▶ _WHAT IS NEEDED_
All of the material below is to be returned exactly.

-=-=-

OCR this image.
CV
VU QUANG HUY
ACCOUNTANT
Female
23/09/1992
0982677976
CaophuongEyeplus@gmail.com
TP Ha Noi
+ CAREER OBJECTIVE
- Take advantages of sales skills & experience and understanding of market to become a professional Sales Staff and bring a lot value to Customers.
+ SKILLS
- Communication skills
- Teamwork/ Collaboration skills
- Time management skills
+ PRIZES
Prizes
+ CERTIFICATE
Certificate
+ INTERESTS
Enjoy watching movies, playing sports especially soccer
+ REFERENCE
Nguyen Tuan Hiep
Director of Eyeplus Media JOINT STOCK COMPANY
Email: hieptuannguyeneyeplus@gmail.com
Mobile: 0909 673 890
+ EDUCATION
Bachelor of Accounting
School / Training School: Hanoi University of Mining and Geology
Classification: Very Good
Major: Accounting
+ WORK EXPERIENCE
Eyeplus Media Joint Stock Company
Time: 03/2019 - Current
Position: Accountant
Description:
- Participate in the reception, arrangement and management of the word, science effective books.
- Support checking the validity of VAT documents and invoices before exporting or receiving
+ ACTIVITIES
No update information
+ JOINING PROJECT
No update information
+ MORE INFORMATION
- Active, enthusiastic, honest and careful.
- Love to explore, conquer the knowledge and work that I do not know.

-=-=-

▶ _COMPLETE RESPONSE_
OCR this image.
CV
VU QUANG HUY
ACCOUNTANT
Female
23/09/1992
0982677976
CaophuongEyeplus@gmail.com
TP Ha Noi
+ CAREER OBJECTIVE
- Take advantages of sales skills & experience and understanding of market to become a professional Sales Staff and bring a lot value to Customers.
+ SKILLS
- Communication skills
- Teamwork/ Collaboration skills
- Time management skills
+ PRIZES
Prizes
+ CERTIFICATE
Certificate
+ INTERESTS
Enjoy watching movies, playing sports especially soccer
+ REFERENCE
Nguyen Tuan Hiep
Director of Eyeplus Media JOINT STOCK COMPANY
Email: hieptuannguyeneyeplus@gmail.com
Mobile: 0909 673 890
+ EDUCATION
Bachelor of Accounting
School / Training School: Hanoi University of Mining and Geology
Classification: Very Good
Major: Accounting
+ WORK EXPERIENCE
Eyeplus Media Joint Stock Company
Time: 03/2019 - Current
Position: Accountant
Description:
- Participate in the reception, arrangement and management of the word, science effective books.
- Support checking the validity of VAT documents and invoices before exporting or receiving
+ ACTIVITIES
No update information
+ JOINING PROJECT
No update information
+ MORE INFORMATION
- Active, enthusiastic, honest and careful.
- Love to explore, conquer the knowledge and work that I do not know.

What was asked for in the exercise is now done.